**Your instructions:** Count how many lines contain "perforator" and reply with that number only.

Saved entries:
--
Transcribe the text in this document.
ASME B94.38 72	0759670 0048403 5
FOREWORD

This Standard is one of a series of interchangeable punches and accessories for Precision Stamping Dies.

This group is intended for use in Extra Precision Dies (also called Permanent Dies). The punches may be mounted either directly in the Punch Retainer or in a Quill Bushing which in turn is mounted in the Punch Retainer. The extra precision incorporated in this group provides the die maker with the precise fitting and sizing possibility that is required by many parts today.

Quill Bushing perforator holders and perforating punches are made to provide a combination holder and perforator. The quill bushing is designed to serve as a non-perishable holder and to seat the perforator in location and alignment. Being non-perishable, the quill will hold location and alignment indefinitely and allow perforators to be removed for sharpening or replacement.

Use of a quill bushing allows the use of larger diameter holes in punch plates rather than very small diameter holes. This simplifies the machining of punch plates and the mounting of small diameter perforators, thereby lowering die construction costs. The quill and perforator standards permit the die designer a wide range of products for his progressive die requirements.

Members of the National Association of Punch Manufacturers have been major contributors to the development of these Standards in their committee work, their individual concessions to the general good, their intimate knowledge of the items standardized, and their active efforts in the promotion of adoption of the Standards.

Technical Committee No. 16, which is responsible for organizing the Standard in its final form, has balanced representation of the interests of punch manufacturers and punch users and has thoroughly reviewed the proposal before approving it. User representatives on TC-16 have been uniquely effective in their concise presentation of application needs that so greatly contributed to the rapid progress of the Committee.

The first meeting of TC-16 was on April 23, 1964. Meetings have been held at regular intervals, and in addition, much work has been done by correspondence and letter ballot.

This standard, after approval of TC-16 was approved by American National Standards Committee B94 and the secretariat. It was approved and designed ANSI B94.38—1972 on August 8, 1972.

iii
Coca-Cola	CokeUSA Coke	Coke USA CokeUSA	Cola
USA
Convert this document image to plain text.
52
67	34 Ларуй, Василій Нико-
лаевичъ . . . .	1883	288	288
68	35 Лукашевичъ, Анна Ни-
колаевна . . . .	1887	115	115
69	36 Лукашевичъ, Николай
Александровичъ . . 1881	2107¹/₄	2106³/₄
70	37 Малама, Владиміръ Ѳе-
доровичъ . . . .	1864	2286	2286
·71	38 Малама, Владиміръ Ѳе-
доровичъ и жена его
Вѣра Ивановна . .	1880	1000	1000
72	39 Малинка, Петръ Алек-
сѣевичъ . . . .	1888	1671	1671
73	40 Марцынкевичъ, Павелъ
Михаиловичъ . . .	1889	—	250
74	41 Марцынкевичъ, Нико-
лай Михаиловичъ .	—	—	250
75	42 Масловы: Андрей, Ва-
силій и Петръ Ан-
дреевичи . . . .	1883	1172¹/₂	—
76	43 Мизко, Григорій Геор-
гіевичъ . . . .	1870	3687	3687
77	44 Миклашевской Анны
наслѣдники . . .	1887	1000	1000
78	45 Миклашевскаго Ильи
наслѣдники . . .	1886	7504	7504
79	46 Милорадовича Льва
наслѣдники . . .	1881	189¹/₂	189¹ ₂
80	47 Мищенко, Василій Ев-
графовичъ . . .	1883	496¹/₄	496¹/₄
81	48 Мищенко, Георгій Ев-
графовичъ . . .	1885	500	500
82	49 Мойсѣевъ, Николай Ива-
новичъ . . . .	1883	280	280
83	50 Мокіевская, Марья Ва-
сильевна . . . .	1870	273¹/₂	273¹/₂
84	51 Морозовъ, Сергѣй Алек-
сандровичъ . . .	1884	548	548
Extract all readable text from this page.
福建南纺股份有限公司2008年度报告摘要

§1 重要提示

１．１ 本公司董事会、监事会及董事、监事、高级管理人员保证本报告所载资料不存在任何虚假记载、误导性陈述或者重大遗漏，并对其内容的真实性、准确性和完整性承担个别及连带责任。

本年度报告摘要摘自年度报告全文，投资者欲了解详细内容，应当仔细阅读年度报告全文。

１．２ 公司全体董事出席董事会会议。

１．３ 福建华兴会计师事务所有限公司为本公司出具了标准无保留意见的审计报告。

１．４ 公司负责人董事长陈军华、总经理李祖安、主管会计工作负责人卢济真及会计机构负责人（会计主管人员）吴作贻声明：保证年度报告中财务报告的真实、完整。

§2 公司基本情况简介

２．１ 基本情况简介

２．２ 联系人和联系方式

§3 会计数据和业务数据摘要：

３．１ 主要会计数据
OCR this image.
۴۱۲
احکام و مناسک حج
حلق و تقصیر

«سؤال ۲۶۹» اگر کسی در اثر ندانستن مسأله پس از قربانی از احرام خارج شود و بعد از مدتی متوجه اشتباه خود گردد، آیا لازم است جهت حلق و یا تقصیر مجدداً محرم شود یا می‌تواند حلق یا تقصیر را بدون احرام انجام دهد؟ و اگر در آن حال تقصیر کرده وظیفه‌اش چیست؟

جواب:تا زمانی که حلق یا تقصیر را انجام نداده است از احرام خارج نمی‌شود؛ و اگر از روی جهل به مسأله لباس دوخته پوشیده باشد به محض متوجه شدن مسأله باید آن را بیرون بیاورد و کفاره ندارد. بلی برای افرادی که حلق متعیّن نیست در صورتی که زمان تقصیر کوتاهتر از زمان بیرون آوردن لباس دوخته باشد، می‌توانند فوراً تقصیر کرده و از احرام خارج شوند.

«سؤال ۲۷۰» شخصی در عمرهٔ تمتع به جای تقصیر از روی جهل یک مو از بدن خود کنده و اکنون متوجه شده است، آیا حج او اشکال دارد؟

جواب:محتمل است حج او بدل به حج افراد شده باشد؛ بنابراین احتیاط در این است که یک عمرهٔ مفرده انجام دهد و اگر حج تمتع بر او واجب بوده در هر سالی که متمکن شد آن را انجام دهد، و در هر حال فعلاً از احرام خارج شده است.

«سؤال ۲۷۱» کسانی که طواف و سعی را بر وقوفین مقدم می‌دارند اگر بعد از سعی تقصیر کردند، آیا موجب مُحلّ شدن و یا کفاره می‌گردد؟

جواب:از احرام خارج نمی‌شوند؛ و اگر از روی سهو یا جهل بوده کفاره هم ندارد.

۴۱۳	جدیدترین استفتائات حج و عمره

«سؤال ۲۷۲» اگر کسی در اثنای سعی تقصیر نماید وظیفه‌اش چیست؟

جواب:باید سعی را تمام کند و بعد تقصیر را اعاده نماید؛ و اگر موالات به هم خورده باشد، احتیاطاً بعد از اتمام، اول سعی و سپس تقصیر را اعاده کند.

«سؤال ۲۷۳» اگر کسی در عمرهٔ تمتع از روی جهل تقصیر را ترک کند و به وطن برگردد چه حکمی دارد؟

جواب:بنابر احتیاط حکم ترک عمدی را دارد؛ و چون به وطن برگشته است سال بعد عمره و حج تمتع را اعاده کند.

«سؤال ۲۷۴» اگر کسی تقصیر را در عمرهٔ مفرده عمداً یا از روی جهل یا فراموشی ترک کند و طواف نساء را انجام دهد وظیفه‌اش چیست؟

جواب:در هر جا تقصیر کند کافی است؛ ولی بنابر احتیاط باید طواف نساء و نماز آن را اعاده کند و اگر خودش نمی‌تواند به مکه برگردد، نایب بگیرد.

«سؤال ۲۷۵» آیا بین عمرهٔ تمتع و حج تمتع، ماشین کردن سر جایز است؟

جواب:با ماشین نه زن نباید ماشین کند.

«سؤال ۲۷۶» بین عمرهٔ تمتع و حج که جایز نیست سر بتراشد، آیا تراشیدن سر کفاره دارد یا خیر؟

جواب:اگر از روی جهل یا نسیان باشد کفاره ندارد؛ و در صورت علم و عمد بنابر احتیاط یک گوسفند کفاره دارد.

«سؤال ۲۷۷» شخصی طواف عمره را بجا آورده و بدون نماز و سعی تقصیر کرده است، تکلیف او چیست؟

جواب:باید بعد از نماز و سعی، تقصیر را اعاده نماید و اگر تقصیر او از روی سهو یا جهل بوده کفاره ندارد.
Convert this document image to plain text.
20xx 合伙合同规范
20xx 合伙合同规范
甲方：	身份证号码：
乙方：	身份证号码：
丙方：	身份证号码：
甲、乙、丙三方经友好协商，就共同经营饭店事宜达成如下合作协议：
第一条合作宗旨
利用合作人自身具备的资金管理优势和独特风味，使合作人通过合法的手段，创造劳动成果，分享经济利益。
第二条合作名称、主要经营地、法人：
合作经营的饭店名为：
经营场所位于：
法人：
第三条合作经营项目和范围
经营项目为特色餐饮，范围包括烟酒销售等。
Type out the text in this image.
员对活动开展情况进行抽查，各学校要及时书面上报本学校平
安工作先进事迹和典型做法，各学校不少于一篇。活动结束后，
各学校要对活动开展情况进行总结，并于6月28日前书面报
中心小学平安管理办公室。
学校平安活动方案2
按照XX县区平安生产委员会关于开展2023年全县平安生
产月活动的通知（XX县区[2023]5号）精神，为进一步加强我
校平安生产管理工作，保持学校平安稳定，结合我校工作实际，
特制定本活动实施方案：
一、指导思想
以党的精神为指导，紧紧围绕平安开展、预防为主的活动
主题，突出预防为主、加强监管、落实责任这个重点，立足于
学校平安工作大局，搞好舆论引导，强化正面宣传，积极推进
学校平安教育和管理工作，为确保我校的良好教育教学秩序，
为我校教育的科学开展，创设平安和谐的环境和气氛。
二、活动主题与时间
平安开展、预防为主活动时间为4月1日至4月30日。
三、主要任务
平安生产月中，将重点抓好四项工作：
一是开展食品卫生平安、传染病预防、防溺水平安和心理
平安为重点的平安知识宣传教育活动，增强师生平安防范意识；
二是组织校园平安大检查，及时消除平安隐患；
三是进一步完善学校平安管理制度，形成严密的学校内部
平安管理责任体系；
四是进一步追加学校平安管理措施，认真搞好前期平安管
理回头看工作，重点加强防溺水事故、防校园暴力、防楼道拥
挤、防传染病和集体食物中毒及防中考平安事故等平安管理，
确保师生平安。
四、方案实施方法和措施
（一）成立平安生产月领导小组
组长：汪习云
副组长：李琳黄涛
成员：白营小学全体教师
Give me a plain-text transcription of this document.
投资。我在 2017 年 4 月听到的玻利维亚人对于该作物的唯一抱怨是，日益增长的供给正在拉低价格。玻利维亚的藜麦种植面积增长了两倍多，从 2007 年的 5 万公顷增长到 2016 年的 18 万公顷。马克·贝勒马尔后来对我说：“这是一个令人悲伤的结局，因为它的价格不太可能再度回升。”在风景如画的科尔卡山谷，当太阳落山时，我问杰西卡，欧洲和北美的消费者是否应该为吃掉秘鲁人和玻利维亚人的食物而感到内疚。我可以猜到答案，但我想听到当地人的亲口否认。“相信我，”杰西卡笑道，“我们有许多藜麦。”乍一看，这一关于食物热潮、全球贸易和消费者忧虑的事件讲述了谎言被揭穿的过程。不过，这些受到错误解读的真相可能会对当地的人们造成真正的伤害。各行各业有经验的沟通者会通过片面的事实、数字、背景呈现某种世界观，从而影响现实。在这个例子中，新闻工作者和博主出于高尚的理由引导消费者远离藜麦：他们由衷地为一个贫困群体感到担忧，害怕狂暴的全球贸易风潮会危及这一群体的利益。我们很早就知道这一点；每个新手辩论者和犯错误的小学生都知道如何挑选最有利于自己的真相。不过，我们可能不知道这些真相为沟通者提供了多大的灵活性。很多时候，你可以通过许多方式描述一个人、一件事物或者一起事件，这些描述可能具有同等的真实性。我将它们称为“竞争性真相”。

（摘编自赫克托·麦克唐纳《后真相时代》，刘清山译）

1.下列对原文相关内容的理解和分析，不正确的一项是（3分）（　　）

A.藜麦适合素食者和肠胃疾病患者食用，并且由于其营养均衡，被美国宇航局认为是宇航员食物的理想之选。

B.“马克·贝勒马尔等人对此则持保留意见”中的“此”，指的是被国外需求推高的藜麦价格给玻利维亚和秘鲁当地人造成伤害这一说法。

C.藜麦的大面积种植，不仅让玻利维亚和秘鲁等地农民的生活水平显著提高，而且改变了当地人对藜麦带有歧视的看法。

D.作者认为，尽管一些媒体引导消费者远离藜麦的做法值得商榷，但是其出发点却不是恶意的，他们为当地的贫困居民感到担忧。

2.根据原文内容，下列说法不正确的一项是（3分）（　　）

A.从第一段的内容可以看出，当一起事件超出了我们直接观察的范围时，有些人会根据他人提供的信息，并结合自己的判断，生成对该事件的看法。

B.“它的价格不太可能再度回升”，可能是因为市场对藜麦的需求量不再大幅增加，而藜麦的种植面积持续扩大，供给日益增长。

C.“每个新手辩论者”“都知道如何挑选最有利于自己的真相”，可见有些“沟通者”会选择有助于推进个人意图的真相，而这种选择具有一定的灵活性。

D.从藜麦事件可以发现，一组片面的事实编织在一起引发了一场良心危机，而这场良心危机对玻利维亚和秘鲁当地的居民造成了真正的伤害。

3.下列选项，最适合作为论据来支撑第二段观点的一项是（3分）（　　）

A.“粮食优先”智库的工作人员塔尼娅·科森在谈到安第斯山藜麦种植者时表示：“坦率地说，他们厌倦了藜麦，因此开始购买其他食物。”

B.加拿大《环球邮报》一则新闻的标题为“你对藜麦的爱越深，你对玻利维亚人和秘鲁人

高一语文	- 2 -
--
**Exercise answer:** 2